** begin Given information **

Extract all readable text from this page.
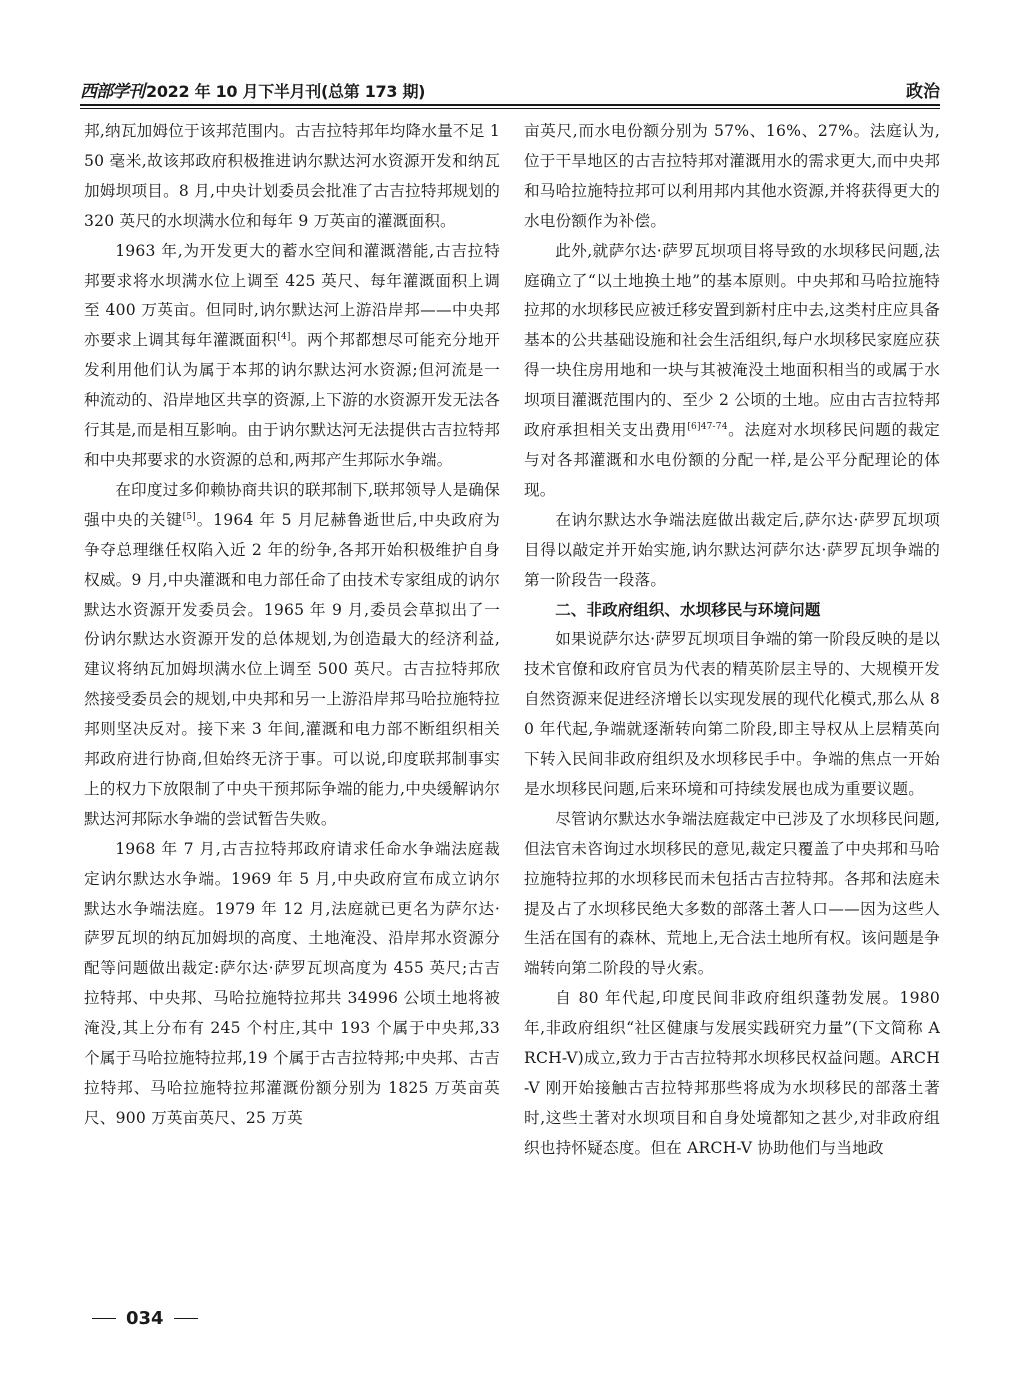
西部学刊 2022 年 10 月下半月刊(总第 173 期)	政治

邦,纳瓦加姆位于该邦范围内。古吉拉特邦年均降水量不足 150 毫米,故该邦政府积极推进讷尔默达河水资源开发和纳瓦加姆坝项目。8 月,中央计划委员会批准了古吉拉特邦规划的 320 英尺的水坝满水位和每年 9 万英亩的灌溉面积。

1963 年,为开发更大的蓄水空间和灌溉潜能,古吉拉特邦要求将水坝满水位上调至 425 英尺、每年灌溉面积上调至 400 万英亩。但同时,讷尔默达河上游沿岸邦——中央邦亦要求上调其每年灌溉面积[4]。两个邦都想尽可能充分地开发利用他们认为属于本邦的讷尔默达河水资源;但河流是一种流动的、沿岸地区共享的资源,上下游的水资源开发无法各行其是,而是相互影响。由于讷尔默达河无法提供古吉拉特邦和中央邦要求的水资源的总和,两邦产生邦际水争端。

在印度过多仰赖协商共识的联邦制下,联邦领导人是确保强中央的关键[5]。1964 年 5 月尼赫鲁逝世后,中央政府为争夺总理继任权陷入近 2 年的纷争,各邦开始积极维护自身权威。9 月,中央灌溉和电力部任命了由技术专家组成的讷尔默达水资源开发委员会。1965 年 9 月,委员会草拟出了一份讷尔默达水资源开发的总体规划,为创造最大的经济利益,建议将纳瓦加姆坝满水位上调至 500 英尺。古吉拉特邦欣然接受委员会的规划,中央邦和另一上游沿岸邦马哈拉施特拉邦则坚决反对。接下来 3 年间,灌溉和电力部不断组织相关邦政府进行协商,但始终无济于事。可以说,印度联邦制事实上的权力下放限制了中央干预邦际争端的能力,中央缓解讷尔默达河邦际水争端的尝试暂告失败。

1968 年 7 月,古吉拉特邦政府请求任命水争端法庭裁定讷尔默达水争端。1969 年 5 月,中央政府宣布成立讷尔默达水争端法庭。1979 年 12 月,法庭就已更名为萨尔达·萨罗瓦坝的纳瓦加姆坝的高度、土地淹没、沿岸邦水资源分配等问题做出裁定:萨尔达·萨罗瓦坝高度为 455 英尺;古吉拉特邦、中央邦、马哈拉施特拉邦共 34996 公顷土地将被淹没,其上分布有 245 个村庄,其中 193 个属于中央邦,33 个属于马哈拉施特拉邦,19 个属于古吉拉特邦;中央邦、古吉拉特邦、马哈拉施特拉邦灌溉份额分别为 1825 万英亩英尺、900 万英亩英尺、25 万英

亩英尺,而水电份额分别为 57%、16%、27%。法庭认为,位于干旱地区的古吉拉特邦对灌溉用水的需求更大,而中央邦和马哈拉施特拉邦可以利用邦内其他水资源,并将获得更大的水电份额作为补偿。

此外,就萨尔达·萨罗瓦坝项目将导致的水坝移民问题,法庭确立了“以土地换土地”的基本原则。中央邦和马哈拉施特拉邦的水坝移民应被迁移安置到新村庄中去,这类村庄应具备基本的公共基础设施和社会生活组织,每户水坝移民家庭应获得一块住房用地和一块与其被淹没土地面积相当的或属于水坝项目灌溉范围内的、至少 2 公顷的土地。应由古吉拉特邦政府承担相关支出费用$^{[6]47-74}$。法庭对水坝移民问题的裁定与对各邦灌溉和水电份额的分配一样,是公平分配理论的体现。

在讷尔默达水争端法庭做出裁定后,萨尔达·萨罗瓦坝项目得以敲定并开始实施,讷尔默达河萨尔达·萨罗瓦坝争端的第一阶段告一段落。

二、非政府组织、水坝移民与环境问题

如果说萨尔达·萨罗瓦坝项目争端的第一阶段反映的是以技术官僚和政府官员为代表的精英阶层主导的、大规模开发自然资源来促进经济增长以实现发展的现代化模式,那么从 80 年代起,争端就逐渐转向第二阶段,即主导权从上层精英向下转入民间非政府组织及水坝移民手中。争端的焦点一开始是水坝移民问题,后来环境和可持续发展也成为重要议题。

尽管讷尔默达水争端法庭裁定中已涉及了水坝移民问题,但法官未咨询过水坝移民的意见,裁定只覆盖了中央邦和马哈拉施特拉邦的水坝移民而未包括古吉拉特邦。各邦和法庭未提及占了水坝移民绝大多数的部落土著人口——因为这些人生活在国有的森林、荒地上,无合法土地所有权。该问题是争端转向第二阶段的导火索。

自 80 年代起,印度民间非政府组织蓬勃发展。1980 年,非政府组织“社区健康与发展实践研究力量”(下文简称 ARCH-V)成立,致力于古吉拉特邦水坝移民权益问题。ARCH-V 刚开始接触古吉拉特邦那些将成为水坝移民的部落土著时,这些土著对水坝项目和自身处境都知之甚少,对非政府组织也持怀疑态度。但在 ARCH-V 协助他们与当地政

034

** end Given information **

* _Aim_
Copy out the records above in full, exactly as written, but not the pictures.

* _Exercise result_
Extract all readable text from this page.
西部学刊 2022 年 10 月下半月刊(总第 173 期)	政治

邦,纳瓦加姆位于该邦范围内。古吉拉特邦年均降水量不足 150 毫米,故该邦政府积极推进讷尔默达河水资源开发和纳瓦加姆坝项目。8 月,中央计划委员会批准了古吉拉特邦规划的 320 英尺的水坝满水位和每年 9 万英亩的灌溉面积。

1963 年,为开发更大的蓄水空间和灌溉潜能,古吉拉特邦要求将水坝满水位上调至 425 英尺、每年灌溉面积上调至 400 万英亩。但同时,讷尔默达河上游沿岸邦——中央邦亦要求上调其每年灌溉面积[4]。两个邦都想尽可能充分地开发利用他们认为属于本邦的讷尔默达河水资源;但河流是一种流动的、沿岸地区共享的资源,上下游的水资源开发无法各行其是,而是相互影响。由于讷尔默达河无法提供古吉拉特邦和中央邦要求的水资源的总和,两邦产生邦际水争端。

在印度过多仰赖协商共识的联邦制下,联邦领导人是确保强中央的关键[5]。1964 年 5 月尼赫鲁逝世后,中央政府为争夺总理继任权陷入近 2 年的纷争,各邦开始积极维护自身权威。9 月,中央灌溉和电力部任命了由技术专家组成的讷尔默达水资源开发委员会。1965 年 9 月,委员会草拟出了一份讷尔默达水资源开发的总体规划,为创造最大的经济利益,建议将纳瓦加姆坝满水位上调至 500 英尺。古吉拉特邦欣然接受委员会的规划,中央邦和另一上游沿岸邦马哈拉施特拉邦则坚决反对。接下来 3 年间,灌溉和电力部不断组织相关邦政府进行协商,但始终无济于事。可以说,印度联邦制事实上的权力下放限制了中央干预邦际争端的能力,中央缓解讷尔默达河邦际水争端的尝试暂告失败。

1968 年 7 月,古吉拉特邦政府请求任命水争端法庭裁定讷尔默达水争端。1969 年 5 月,中央政府宣布成立讷尔默达水争端法庭。1979 年 12 月,法庭就已更名为萨尔达·萨罗瓦坝的纳瓦加姆坝的高度、土地淹没、沿岸邦水资源分配等问题做出裁定:萨尔达·萨罗瓦坝高度为 455 英尺;古吉拉特邦、中央邦、马哈拉施特拉邦共 34996 公顷土地将被淹没,其上分布有 245 个村庄,其中 193 个属于中央邦,33 个属于马哈拉施特拉邦,19 个属于古吉拉特邦;中央邦、古吉拉特邦、马哈拉施特拉邦灌溉份额分别为 1825 万英亩英尺、900 万英亩英尺、25 万英

亩英尺,而水电份额分别为 57%、16%、27%。法庭认为,位于干旱地区的古吉拉特邦对灌溉用水的需求更大,而中央邦和马哈拉施特拉邦可以利用邦内其他水资源,并将获得更大的水电份额作为补偿。

此外,就萨尔达·萨罗瓦坝项目将导致的水坝移民问题,法庭确立了“以土地换土地”的基本原则。中央邦和马哈拉施特拉邦的水坝移民应被迁移安置到新村庄中去,这类村庄应具备基本的公共基础设施和社会生活组织,每户水坝移民家庭应获得一块住房用地和一块与其被淹没土地面积相当的或属于水坝项目灌溉范围内的、至少 2 公顷的土地。应由古吉拉特邦政府承担相关支出费用$^{[6]47-74}$。法庭对水坝移民问题的裁定与对各邦灌溉和水电份额的分配一样,是公平分配理论的体现。

在讷尔默达水争端法庭做出裁定后,萨尔达·萨罗瓦坝项目得以敲定并开始实施,讷尔默达河萨尔达·萨罗瓦坝争端的第一阶段告一段落。

二、非政府组织、水坝移民与环境问题

如果说萨尔达·萨罗瓦坝项目争端的第一阶段反映的是以技术官僚和政府官员为代表的精英阶层主导的、大规模开发自然资源来促进经济增长以实现发展的现代化模式,那么从 80 年代起,争端就逐渐转向第二阶段,即主导权从上层精英向下转入民间非政府组织及水坝移民手中。争端的焦点一开始是水坝移民问题,后来环境和可持续发展也成为重要议题。

尽管讷尔默达水争端法庭裁定中已涉及了水坝移民问题,但法官未咨询过水坝移民的意见,裁定只覆盖了中央邦和马哈拉施特拉邦的水坝移民而未包括古吉拉特邦。各邦和法庭未提及占了水坝移民绝大多数的部落土著人口——因为这些人生活在国有的森林、荒地上,无合法土地所有权。该问题是争端转向第二阶段的导火索。

自 80 年代起,印度民间非政府组织蓬勃发展。1980 年,非政府组织“社区健康与发展实践研究力量”(下文简称 ARCH-V)成立,致力于古吉拉特邦水坝移民权益问题。ARCH-V 刚开始接触古吉拉特邦那些将成为水坝移民的部落土著时,这些土著对水坝项目和自身处境都知之甚少,对非政府组织也持怀疑态度。但在 ARCH-V 协助他们与当地政

034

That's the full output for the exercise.